> [WHAT TO DO]
Where a line of the material contains the string "auch", copy that line.

> [TASK MATERIAL]
★ ★ ★
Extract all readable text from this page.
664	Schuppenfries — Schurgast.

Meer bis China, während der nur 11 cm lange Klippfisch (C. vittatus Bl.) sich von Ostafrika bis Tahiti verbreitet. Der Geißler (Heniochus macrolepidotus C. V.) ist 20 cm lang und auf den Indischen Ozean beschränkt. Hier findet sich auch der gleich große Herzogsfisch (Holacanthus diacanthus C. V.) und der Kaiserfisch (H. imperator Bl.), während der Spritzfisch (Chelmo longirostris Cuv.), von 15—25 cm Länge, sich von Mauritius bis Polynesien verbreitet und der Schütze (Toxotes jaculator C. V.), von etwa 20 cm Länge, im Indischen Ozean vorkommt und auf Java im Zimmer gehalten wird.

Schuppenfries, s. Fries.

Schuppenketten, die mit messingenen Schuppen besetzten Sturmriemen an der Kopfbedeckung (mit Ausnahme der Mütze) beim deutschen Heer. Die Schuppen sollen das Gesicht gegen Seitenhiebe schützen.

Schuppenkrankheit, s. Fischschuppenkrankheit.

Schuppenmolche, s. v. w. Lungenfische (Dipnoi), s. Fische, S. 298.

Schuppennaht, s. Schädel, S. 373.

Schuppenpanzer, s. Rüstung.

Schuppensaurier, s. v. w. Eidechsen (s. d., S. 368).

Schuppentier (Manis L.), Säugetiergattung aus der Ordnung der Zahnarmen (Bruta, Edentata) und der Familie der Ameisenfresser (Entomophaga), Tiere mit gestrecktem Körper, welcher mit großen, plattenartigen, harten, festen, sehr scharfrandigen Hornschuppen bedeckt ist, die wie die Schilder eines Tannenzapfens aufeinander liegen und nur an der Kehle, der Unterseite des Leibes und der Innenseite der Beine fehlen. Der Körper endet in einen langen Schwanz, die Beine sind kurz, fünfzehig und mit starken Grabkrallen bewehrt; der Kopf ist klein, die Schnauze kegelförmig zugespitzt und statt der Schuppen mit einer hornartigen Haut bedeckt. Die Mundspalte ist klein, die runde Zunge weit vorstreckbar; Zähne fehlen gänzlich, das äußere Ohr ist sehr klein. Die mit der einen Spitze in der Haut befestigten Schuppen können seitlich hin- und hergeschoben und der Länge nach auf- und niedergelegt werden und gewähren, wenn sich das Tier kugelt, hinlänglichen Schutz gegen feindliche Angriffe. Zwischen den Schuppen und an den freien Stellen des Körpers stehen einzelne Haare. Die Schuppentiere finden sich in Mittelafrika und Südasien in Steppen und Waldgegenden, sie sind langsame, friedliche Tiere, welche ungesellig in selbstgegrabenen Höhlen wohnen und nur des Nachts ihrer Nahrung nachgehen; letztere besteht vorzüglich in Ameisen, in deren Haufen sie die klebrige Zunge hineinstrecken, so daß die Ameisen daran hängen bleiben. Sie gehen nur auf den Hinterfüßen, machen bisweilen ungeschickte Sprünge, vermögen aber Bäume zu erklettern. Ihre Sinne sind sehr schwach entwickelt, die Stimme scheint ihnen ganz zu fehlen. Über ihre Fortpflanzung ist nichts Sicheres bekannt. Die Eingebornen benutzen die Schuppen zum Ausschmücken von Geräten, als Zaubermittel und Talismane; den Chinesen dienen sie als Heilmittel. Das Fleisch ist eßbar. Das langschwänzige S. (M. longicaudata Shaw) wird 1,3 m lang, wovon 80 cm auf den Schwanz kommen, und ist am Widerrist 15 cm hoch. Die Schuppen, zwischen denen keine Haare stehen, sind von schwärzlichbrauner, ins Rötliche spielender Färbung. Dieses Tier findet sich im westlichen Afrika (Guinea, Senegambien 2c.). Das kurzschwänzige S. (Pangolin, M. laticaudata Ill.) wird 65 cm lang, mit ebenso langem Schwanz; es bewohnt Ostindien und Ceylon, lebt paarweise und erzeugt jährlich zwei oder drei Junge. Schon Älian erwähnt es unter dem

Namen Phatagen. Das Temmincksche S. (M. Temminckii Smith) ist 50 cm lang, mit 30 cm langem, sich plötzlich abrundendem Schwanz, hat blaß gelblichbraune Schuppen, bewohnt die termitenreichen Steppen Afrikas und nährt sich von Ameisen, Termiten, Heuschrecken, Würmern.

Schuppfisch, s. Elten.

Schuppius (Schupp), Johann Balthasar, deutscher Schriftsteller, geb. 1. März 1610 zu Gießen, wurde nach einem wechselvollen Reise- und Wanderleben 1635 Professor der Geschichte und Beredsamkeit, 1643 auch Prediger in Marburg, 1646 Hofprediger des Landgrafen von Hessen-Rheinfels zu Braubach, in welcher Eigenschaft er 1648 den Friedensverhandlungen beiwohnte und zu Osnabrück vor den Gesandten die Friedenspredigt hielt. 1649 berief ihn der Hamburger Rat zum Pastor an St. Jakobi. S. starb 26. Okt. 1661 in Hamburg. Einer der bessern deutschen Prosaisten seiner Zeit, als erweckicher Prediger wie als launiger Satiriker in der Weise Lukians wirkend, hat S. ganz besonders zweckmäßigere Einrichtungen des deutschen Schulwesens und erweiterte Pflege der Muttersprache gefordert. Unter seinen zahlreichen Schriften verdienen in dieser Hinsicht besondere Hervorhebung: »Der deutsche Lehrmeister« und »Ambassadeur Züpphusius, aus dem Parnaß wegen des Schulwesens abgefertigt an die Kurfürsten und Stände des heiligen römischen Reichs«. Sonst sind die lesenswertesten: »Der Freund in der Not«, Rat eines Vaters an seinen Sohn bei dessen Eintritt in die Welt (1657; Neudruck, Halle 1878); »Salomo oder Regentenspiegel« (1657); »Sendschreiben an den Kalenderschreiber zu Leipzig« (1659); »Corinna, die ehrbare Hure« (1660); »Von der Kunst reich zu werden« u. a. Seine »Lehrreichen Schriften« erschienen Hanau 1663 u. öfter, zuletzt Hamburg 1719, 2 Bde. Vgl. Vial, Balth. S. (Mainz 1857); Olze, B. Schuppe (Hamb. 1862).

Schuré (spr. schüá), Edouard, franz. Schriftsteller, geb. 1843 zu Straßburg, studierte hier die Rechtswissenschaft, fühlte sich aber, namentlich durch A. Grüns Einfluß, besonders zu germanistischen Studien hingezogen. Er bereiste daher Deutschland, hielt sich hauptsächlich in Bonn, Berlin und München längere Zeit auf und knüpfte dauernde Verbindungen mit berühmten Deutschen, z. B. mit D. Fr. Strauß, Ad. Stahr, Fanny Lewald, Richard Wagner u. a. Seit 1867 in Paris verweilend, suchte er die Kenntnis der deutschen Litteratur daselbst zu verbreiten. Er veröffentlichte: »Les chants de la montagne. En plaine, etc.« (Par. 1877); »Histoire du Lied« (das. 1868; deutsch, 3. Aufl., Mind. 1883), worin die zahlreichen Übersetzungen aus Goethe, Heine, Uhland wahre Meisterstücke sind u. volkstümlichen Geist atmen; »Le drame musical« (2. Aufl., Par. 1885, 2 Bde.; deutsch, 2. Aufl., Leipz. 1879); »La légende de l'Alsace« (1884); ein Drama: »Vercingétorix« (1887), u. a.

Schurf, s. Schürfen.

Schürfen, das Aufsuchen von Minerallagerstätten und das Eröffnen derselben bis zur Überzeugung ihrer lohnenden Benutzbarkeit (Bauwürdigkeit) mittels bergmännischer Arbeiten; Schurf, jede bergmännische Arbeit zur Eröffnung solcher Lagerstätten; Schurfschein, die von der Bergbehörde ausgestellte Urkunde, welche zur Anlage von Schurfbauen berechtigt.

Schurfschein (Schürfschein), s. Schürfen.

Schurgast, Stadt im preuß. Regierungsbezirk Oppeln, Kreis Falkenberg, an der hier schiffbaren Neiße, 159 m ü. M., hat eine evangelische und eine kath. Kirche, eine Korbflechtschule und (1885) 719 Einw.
★ ★ ★
> [OUTPUT OF THE TASK]
Meer bis China, während der nur 11 cm lange Klippfisch (C. vittatus Bl.) sich von Ostafrika bis Tahiti verbreitet. Der Geißler (Heniochus macrolepidotus C. V.) ist 20 cm lang und auf den Indischen Ozean beschränkt. Hier findet sich auch der gleich große Herzogsfisch (Holacanthus diacanthus C. V.) und der Kaiserfisch (H. imperator Bl.), während der Spritzfisch (Chelmo longirostris Cuv.), von 15—25 cm Länge, sich von Mauritius bis Polynesien verbreitet und der Schütze (Toxotes jaculator C. V.), von etwa 20 cm Länge, im Indischen Ozean vorkommt und auf Java im Zimmer gehalten wird.
Schuppius (Schupp), Johann Balthasar, deutscher Schriftsteller, geb. 1. März 1610 zu Gießen, wurde nach einem wechselvollen Reise- und Wanderleben 1635 Professor der Geschichte und Beredsamkeit, 1643 auch Prediger in Marburg, 1646 Hofprediger des Landgrafen von Hessen-Rheinfels zu Braubach, in welcher Eigenschaft er 1648 den Friedensverhandlungen beiwohnte und zu Osnabrück vor den Gesandten die Friedenspredigt hielt. 1649 berief ihn der Hamburger Rat zum Pastor an St. Jakobi. S. starb 26. Okt. 1661 in Hamburg. Einer der bessern deutschen Prosaisten seiner Zeit, als erweckicher Prediger wie als launiger Satiriker in der Weise Lukians wirkend, hat S. ganz besonders zweckmäßigere Einrichtungen des deutschen Schulwesens und erweiterte Pflege der Muttersprache gefordert. Unter seinen zahlreichen Schriften verdienen in dieser Hinsicht besondere Hervorhebung: »Der deutsche Lehrmeister« und »Ambassadeur Züpphusius, aus dem Parnaß wegen des Schulwesens abgefertigt an die Kurfürsten und Stände des heiligen römischen Reichs«. Sonst sind die lesenswertesten: »Der Freund in der Not«, Rat eines Vaters an seinen Sohn bei dessen Eintritt in die Welt (1657; Neudruck, Halle 1878); »Salomo oder Regentenspiegel« (1657); »Sendschreiben an den Kalenderschreiber zu Leipzig« (1659); »Corinna, die ehrbare Hure« (1660); »Von der Kunst reich zu werden« u. a. Seine »Lehrreichen Schriften« erschienen Hanau 1663 u. öfter, zuletzt Hamburg 1719, 2 Bde. Vgl. Vial, Balth. S. (Mainz 1857); Olze, B. Schuppe (Hamb. 1862).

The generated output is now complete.